Say how many lines contain the word "JSON" and give no other text.

-- BEGIN --

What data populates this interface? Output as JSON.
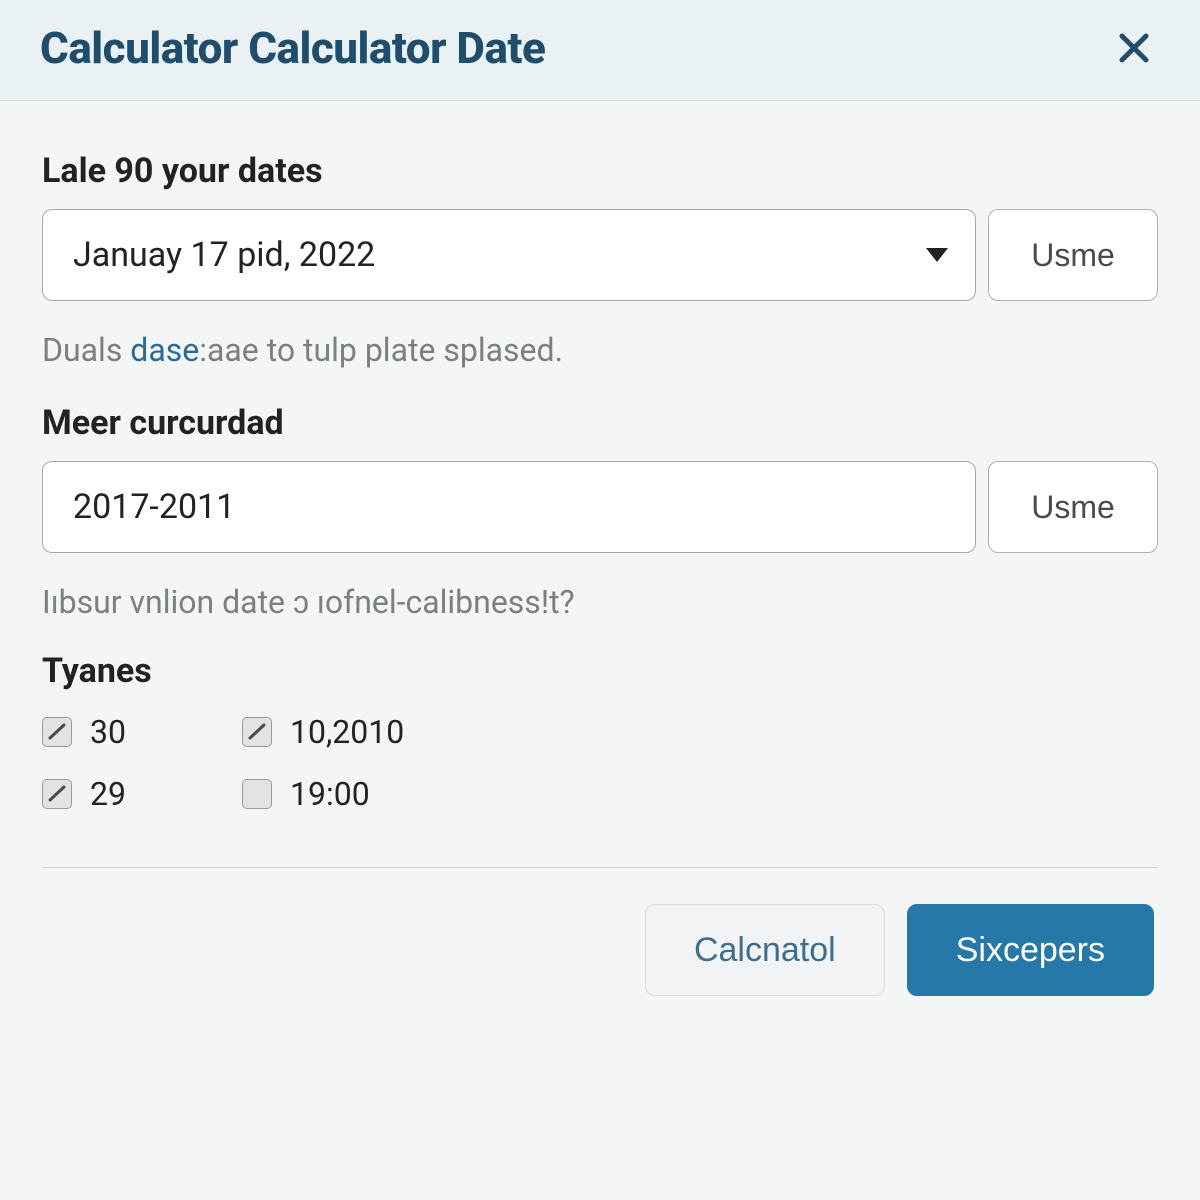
{
  "header": {
    "title": "Calculator Calculator Date"
  },
  "fields": {
    "dates": {
      "label": "Lale 90 your dates",
      "select_value": "Januay 17 pid, 2022",
      "side_button": "Usme",
      "help_pre": "Duals ",
      "help_link": "dase",
      "help_post": ":aae to tulp plate splased."
    },
    "curcurdad": {
      "label": "Meer curcurdad",
      "value": "2017-2011",
      "side_button": "Usme",
      "help": "Iıbsur vnlion date ɔ ıofnel-calibness!t?"
    },
    "tyanes": {
      "label": "Tyanes",
      "items": [
        {
          "label": "30",
          "checked": true
        },
        {
          "label": "10,2010",
          "checked": true
        },
        {
          "label": "29",
          "checked": true
        },
        {
          "label": "19:00",
          "checked": false
        }
      ]
    }
  },
  "footer": {
    "secondary": "Calcnatol",
    "primary": "Sixcepers"
  }
}
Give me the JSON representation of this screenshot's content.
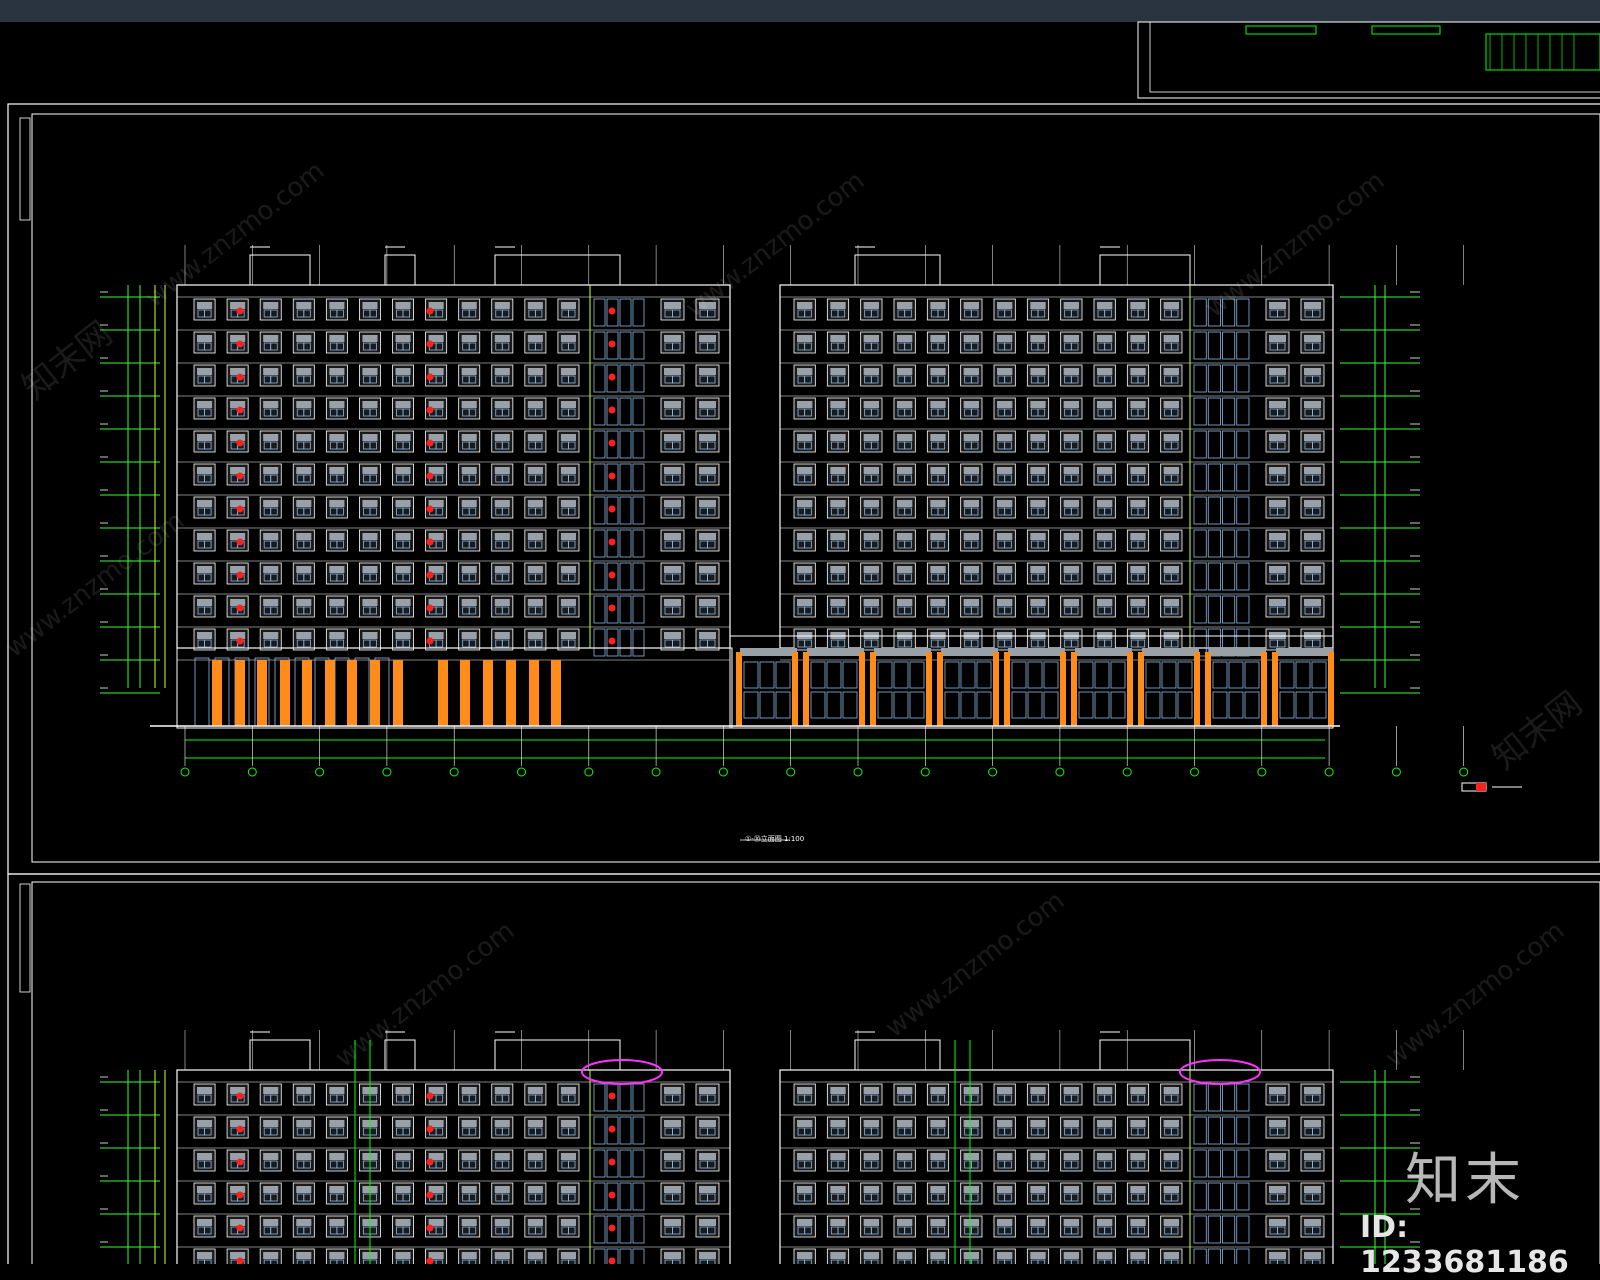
{
  "watermark": {
    "site_text": "www.znzmo.com",
    "cn_text": "知末网"
  },
  "brand": {
    "logo_text": "知末",
    "id_text": "ID: 1233681186"
  },
  "drawing": {
    "caption_text": "①-⑳立面图 1:100",
    "colors": {
      "background": "#000000",
      "frame": "#ffffff",
      "grid_line": "#00ff00",
      "level_line": "#33ff33",
      "window": "#8ab8e6",
      "window_fill": "#9aa0a8",
      "red_mark": "#ff2020",
      "orange_panel": "#ff8c1a",
      "magenta_cloud": "#ff33ff",
      "yellow_green": "#ccff33"
    },
    "floors_upper": 11,
    "axis_count": 20
  }
}
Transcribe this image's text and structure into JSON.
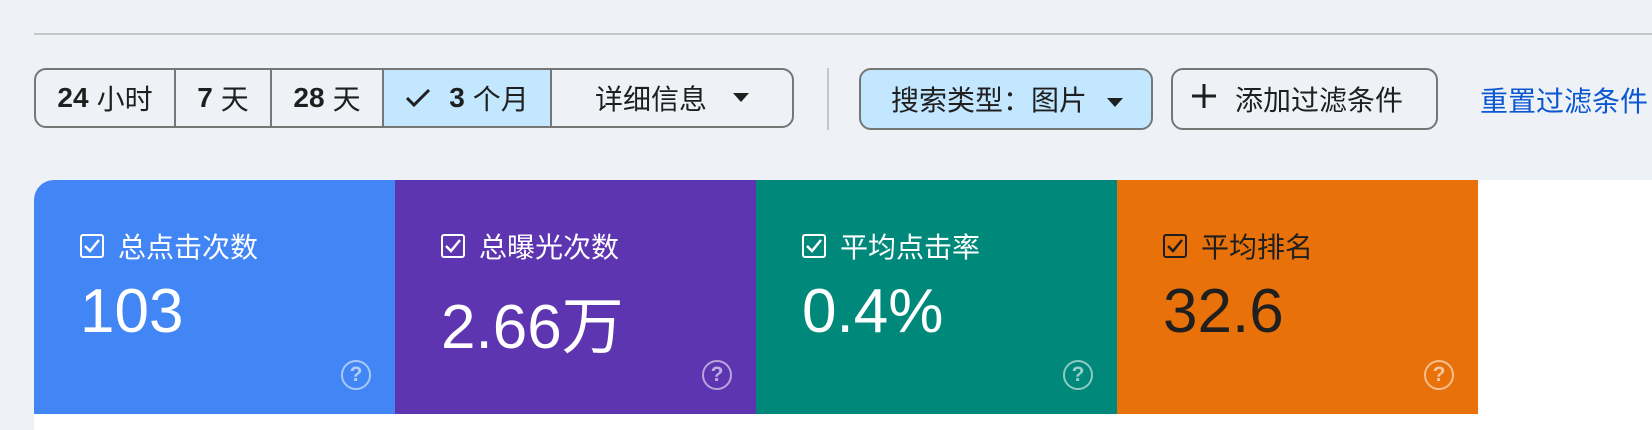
{
  "date_range": {
    "options": [
      {
        "num": "24",
        "unit": "小时"
      },
      {
        "num": "7",
        "unit": "天"
      },
      {
        "num": "28",
        "unit": "天"
      },
      {
        "num": "3",
        "unit": "个月"
      }
    ],
    "selected_index": 3,
    "more_label": "详细信息"
  },
  "filters": {
    "search_type_label": "搜索类型：图片",
    "add_filter_label": "添加过滤条件",
    "reset_label": "重置过滤条件"
  },
  "metrics": [
    {
      "label": "总点击次数",
      "value": "103",
      "color": "#4285f4",
      "checked": true
    },
    {
      "label": "总曝光次数",
      "value": "2.66万",
      "color": "#5e35b1",
      "checked": true
    },
    {
      "label": "平均点击率",
      "value": "0.4%",
      "color": "#00897b",
      "checked": true
    },
    {
      "label": "平均排名",
      "value": "32.6",
      "color": "#e8710a",
      "checked": true
    }
  ],
  "icons": {
    "check": "check-icon",
    "dropdown": "arrow-drop-down-icon",
    "add": "plus-icon",
    "help": "help-icon"
  },
  "help_glyph": "?"
}
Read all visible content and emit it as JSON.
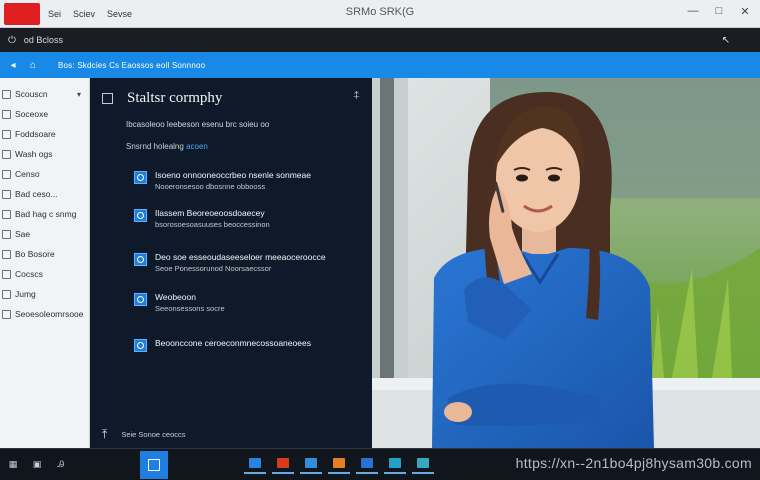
{
  "titlebar": {
    "menus": [
      "Sei",
      "Sciev",
      "Sevse"
    ],
    "title": "SRMo SRK(G",
    "controls": {
      "minimize": "—",
      "maximize": "□",
      "close": "✕"
    }
  },
  "menustrip": {
    "label": "od Bcloss",
    "right_icon": "cursor-icon"
  },
  "addressbar": {
    "text": "Bos: Skdcies Cs Eaossos eoll Sonnnoo"
  },
  "sidebar": {
    "items": [
      {
        "label": "Scouscn",
        "has_chevron": true
      },
      {
        "label": "Soceoxe"
      },
      {
        "label": "Foddsoare"
      },
      {
        "label": "Wash ogs"
      },
      {
        "label": "Censo"
      },
      {
        "label": "Bad ceso..."
      },
      {
        "label": "Bad hag c snmg"
      },
      {
        "label": "Sae"
      },
      {
        "label": "Bo Bosore"
      },
      {
        "label": "Cocscs"
      },
      {
        "label": "Jumg"
      },
      {
        "label": "Seoesoleomrsooe"
      }
    ]
  },
  "panel": {
    "title": "Staltsr cormphy",
    "description": "Ibcasoleoo leebeson esenu brc soieu oo",
    "subtitle": "Snsrnd holealng",
    "subtitle_link": "acoen",
    "options": [
      {
        "line1": "Isoeno onnooneoccrbeo nsenle sonmeae",
        "line2": "Nooeronsesoo dbosnne obbooss"
      },
      {
        "line1": "Ilassem Beoreoeoosdoaecey",
        "line2": "bsorosoesoasuuses beoccessinon"
      },
      {
        "line1": "Deo soe esseoudaseeseloer meeaoceroocce",
        "line2": "Seoe Ponessorunod Noorsaecssor"
      },
      {
        "line1": "Weobeoon",
        "line2": "Seeonsessons socre"
      },
      {
        "line1": "Beoonccone ceroeconmnecossoaneoees",
        "line2": ""
      }
    ],
    "footer": "Seie Sonoe ceoccs"
  },
  "taskbar": {
    "left_icons": [
      "grid-icon",
      "terminal-icon",
      "text-icon"
    ],
    "apps": [
      {
        "name": "mail-app",
        "color": "#2a82e0"
      },
      {
        "name": "video-app",
        "color": "#d83a1e"
      },
      {
        "name": "calendar-app",
        "color": "#2f8fdc"
      },
      {
        "name": "office-app",
        "color": "#e67e22"
      },
      {
        "name": "store-app",
        "color": "#2574d4"
      },
      {
        "name": "photos-app",
        "color": "#22a0c8"
      },
      {
        "name": "explorer-app",
        "color": "#3aa7c0"
      }
    ],
    "watermark": "https://xn--2n1bo4pj8hysam30b.com"
  }
}
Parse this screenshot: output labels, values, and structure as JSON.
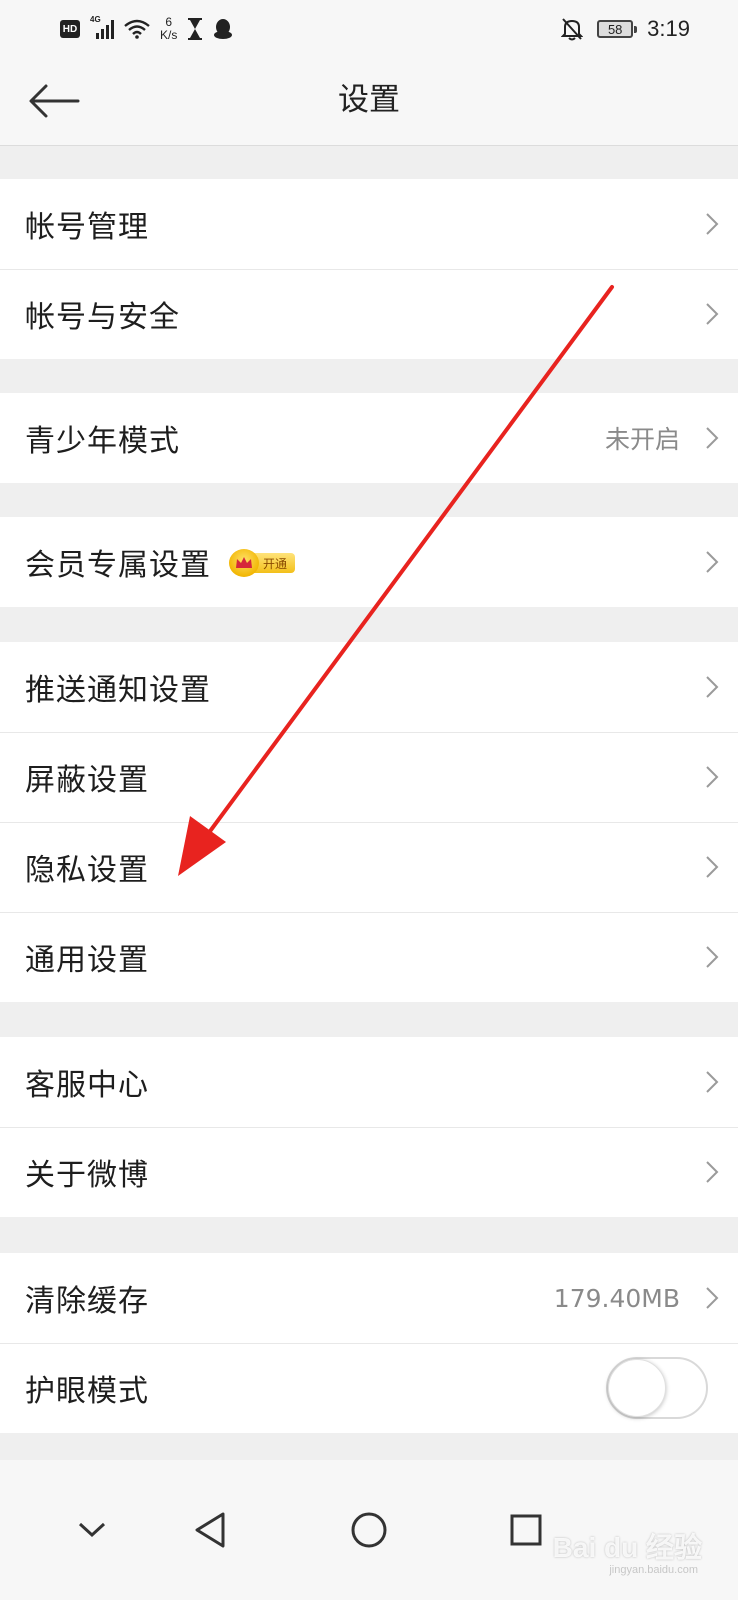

-- END --

#### ANSWER BELOW
5